"""

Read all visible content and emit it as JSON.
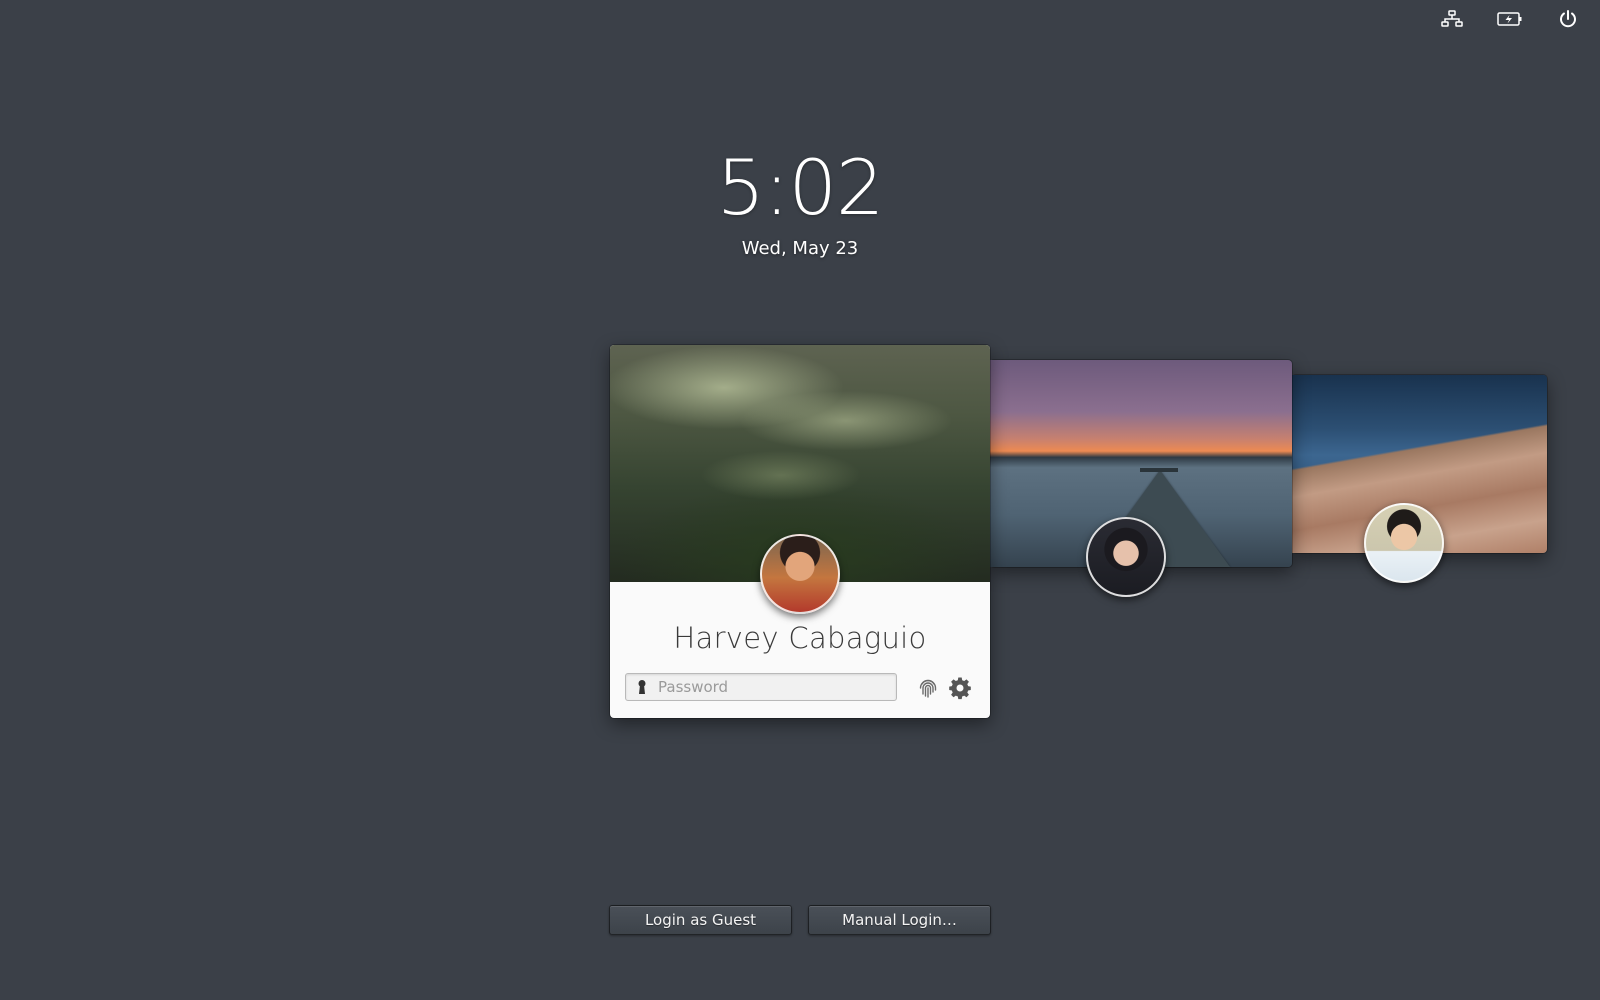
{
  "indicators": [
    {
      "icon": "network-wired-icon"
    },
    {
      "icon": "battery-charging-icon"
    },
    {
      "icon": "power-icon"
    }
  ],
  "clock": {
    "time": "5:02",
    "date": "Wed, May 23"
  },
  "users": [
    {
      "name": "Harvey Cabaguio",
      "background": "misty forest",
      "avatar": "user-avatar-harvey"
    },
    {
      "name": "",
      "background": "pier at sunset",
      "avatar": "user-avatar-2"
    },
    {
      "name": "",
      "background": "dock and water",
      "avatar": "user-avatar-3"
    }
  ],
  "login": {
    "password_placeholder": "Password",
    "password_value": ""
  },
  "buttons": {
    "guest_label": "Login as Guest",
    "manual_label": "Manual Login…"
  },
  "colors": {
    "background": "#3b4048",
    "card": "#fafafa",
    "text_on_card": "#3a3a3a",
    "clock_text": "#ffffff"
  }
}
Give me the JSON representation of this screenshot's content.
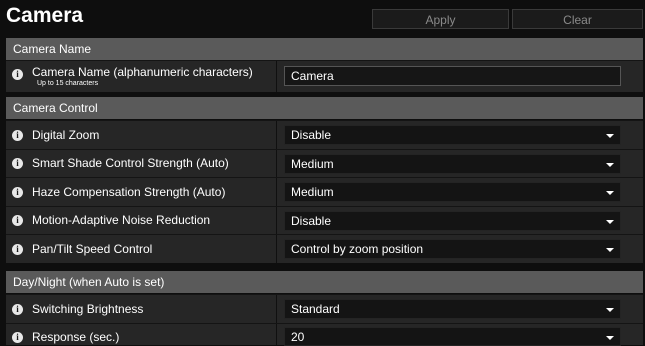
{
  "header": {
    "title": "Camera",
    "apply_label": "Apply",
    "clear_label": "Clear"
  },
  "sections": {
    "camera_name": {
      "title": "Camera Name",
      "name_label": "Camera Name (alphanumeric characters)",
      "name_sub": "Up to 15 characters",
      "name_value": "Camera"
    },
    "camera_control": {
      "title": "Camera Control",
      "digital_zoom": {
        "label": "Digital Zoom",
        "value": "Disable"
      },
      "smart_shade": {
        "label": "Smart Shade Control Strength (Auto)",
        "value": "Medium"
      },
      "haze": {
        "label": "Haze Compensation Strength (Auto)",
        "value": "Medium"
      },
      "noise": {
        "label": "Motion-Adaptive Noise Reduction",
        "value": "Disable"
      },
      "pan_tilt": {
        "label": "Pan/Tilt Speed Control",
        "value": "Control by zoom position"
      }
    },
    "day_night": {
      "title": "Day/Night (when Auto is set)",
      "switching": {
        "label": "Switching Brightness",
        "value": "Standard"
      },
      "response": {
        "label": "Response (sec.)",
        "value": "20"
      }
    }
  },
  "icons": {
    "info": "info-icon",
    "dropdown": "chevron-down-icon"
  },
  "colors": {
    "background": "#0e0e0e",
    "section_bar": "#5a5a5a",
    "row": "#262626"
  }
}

"""

Scan the listing above and identify each line holding the string "title"; copy every such line.

    "title": "Camera",
      "title": "Camera Name",
      "title": "Camera Control",
      "title": "Day/Night (when Auto is set)",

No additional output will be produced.